The task =
Your task is to copy each line that has the word "return".

Data shown =
§

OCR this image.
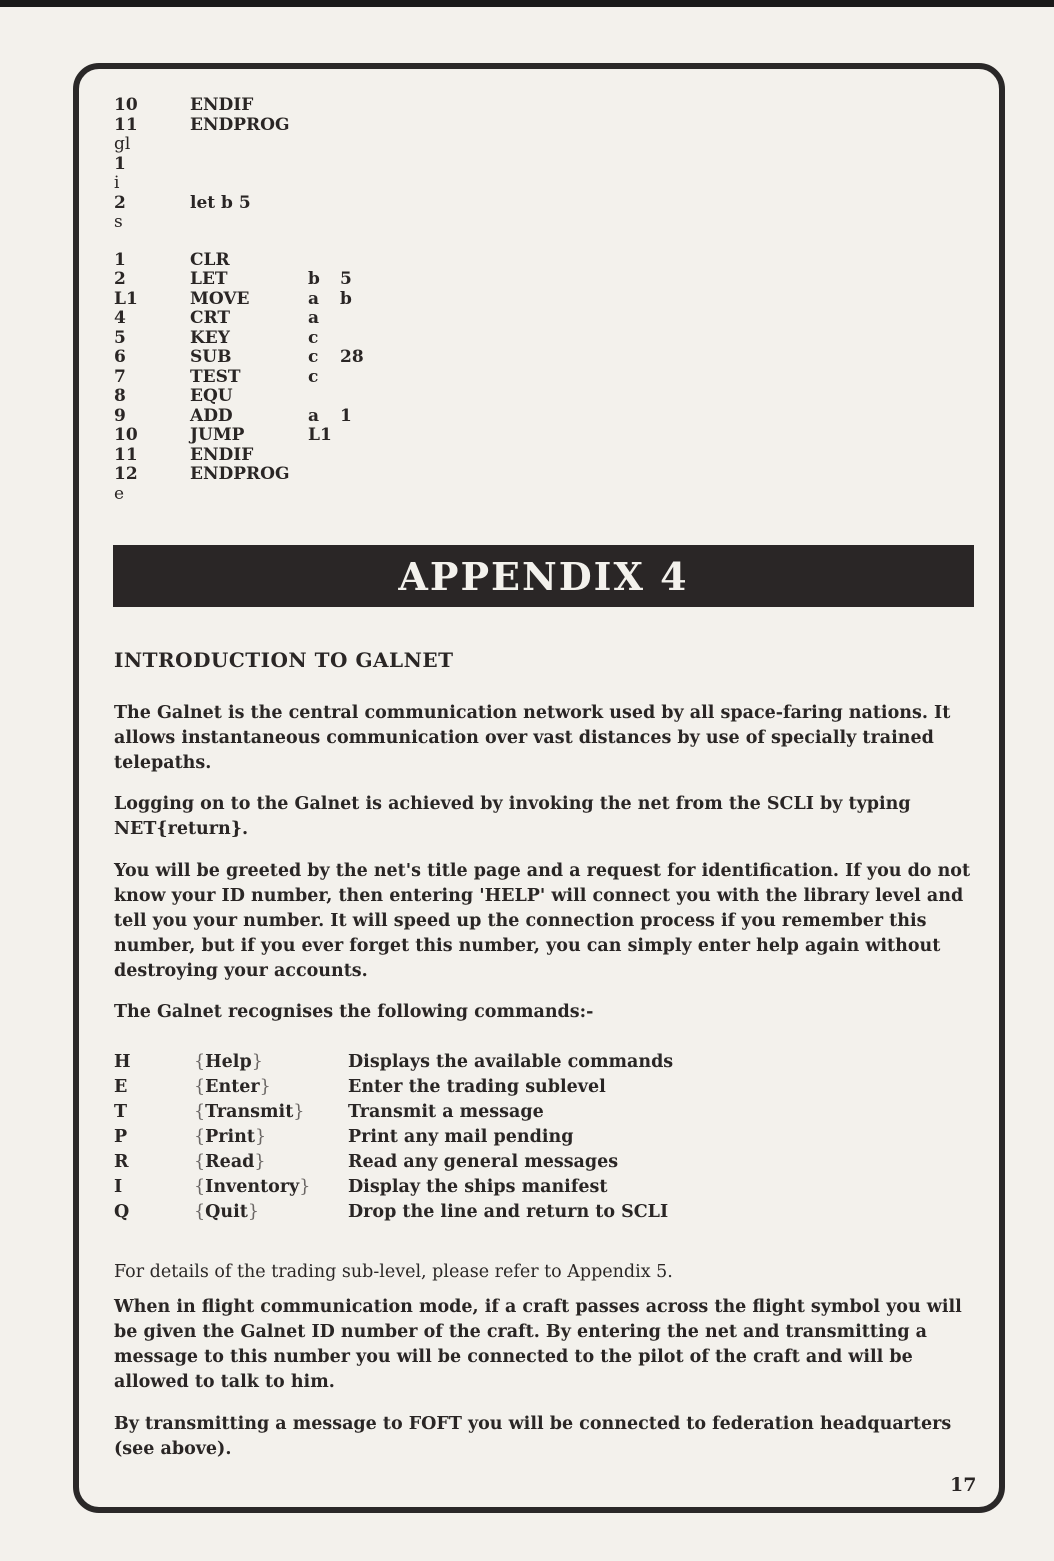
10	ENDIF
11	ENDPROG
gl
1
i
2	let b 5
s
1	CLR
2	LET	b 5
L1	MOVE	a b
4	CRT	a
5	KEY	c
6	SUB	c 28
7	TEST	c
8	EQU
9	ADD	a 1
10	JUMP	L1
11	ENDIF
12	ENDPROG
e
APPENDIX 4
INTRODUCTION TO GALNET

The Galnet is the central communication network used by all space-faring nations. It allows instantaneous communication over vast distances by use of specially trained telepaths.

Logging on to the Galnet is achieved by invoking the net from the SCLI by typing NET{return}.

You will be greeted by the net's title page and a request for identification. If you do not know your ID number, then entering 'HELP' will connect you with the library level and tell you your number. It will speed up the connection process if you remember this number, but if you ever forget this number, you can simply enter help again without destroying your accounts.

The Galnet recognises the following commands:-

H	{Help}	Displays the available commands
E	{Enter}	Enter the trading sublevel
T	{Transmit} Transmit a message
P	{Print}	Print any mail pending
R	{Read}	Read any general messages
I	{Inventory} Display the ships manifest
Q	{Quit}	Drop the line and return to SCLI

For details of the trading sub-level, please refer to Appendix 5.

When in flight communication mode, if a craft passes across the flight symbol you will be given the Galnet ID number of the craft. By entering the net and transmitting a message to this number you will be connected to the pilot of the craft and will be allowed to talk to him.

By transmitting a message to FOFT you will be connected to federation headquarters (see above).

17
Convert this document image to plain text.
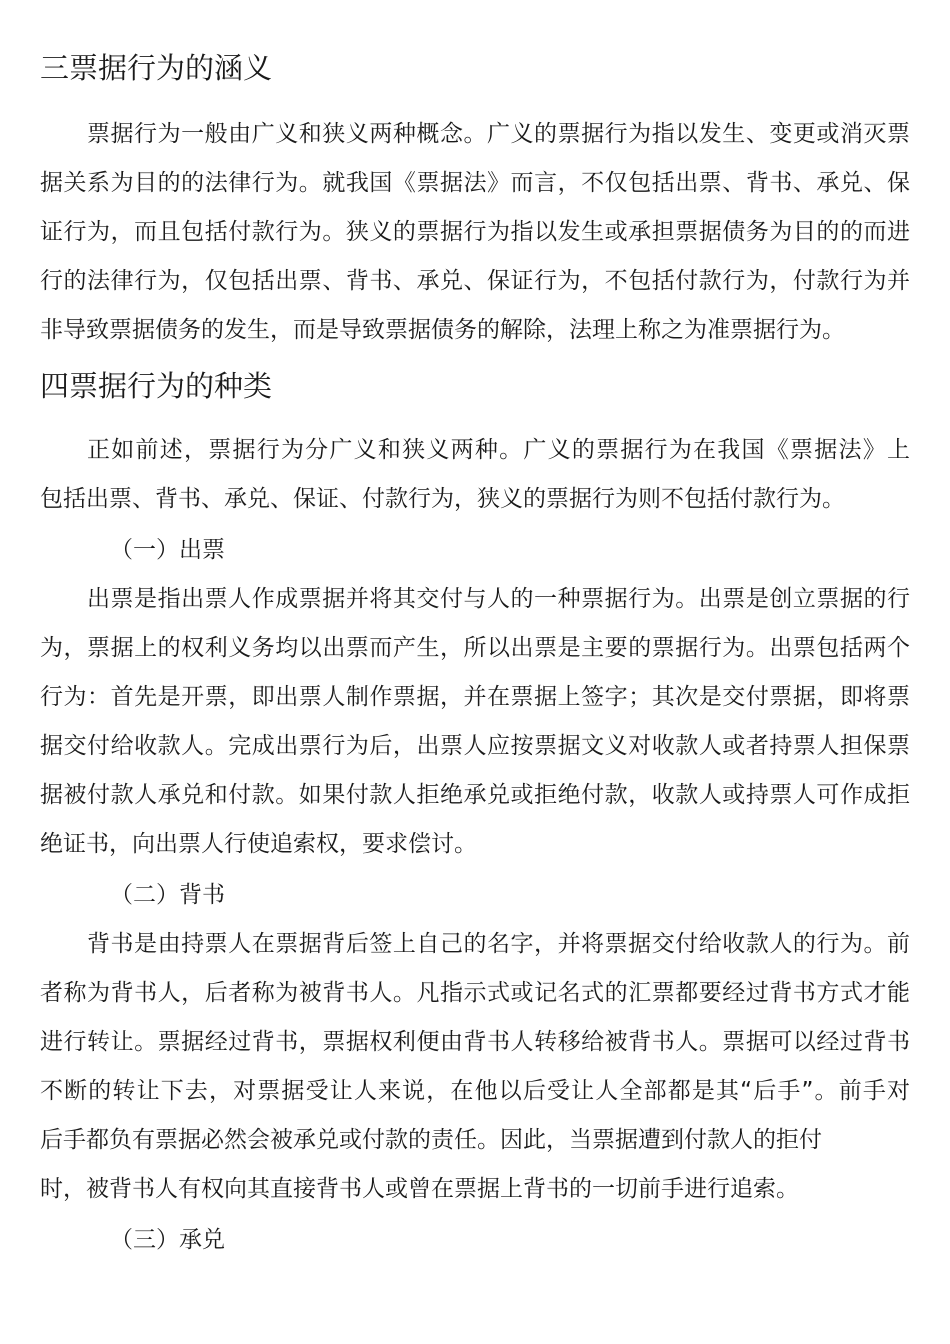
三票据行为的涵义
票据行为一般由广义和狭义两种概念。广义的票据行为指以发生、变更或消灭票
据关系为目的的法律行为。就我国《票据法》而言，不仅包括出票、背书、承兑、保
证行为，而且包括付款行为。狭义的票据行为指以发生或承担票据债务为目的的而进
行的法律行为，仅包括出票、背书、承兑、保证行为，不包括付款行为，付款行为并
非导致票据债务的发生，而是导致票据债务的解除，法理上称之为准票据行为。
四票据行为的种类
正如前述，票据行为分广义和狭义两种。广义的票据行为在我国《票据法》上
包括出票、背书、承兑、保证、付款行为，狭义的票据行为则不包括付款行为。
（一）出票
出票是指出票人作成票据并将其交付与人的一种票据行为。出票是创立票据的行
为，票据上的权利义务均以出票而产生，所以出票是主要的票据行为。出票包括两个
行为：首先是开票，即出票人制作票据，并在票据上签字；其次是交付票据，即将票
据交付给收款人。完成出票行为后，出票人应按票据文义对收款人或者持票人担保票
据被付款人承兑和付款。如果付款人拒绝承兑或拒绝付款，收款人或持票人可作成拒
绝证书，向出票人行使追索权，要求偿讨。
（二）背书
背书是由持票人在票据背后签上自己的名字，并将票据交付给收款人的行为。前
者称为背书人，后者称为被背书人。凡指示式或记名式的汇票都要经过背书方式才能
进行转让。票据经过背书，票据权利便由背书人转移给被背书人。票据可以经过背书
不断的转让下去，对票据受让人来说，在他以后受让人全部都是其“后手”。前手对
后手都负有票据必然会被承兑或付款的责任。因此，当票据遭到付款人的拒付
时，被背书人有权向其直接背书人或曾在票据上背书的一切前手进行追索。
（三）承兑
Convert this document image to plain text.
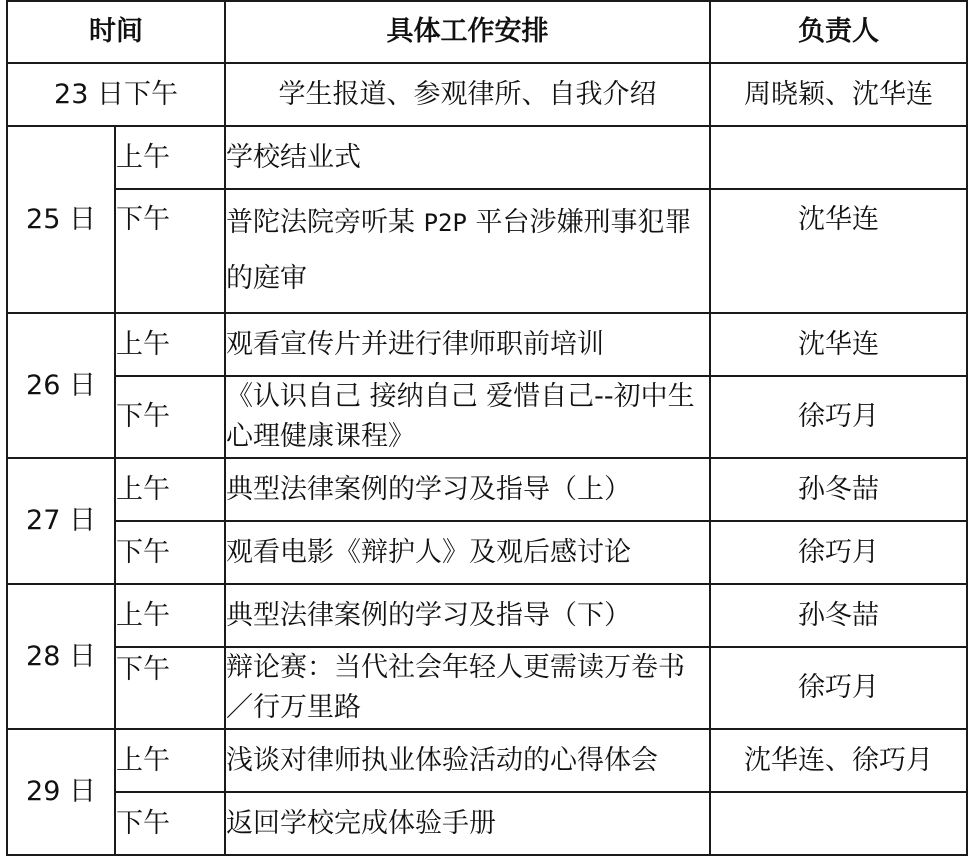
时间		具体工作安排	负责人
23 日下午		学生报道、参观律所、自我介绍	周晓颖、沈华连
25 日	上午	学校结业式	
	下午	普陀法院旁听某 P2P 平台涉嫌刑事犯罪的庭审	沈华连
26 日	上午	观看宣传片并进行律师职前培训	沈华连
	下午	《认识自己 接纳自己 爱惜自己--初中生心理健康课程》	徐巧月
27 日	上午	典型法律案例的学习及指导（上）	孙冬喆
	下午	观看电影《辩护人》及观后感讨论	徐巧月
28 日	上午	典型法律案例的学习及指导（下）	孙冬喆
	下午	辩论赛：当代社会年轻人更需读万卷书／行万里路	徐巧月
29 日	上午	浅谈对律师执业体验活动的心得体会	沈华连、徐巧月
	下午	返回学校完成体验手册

§

Exercise output =
Logging on to the Galnet is achieved by invoking the net from the SCLI by typing NET{return}.
Q	{Quit}	Drop the line and return to SCLI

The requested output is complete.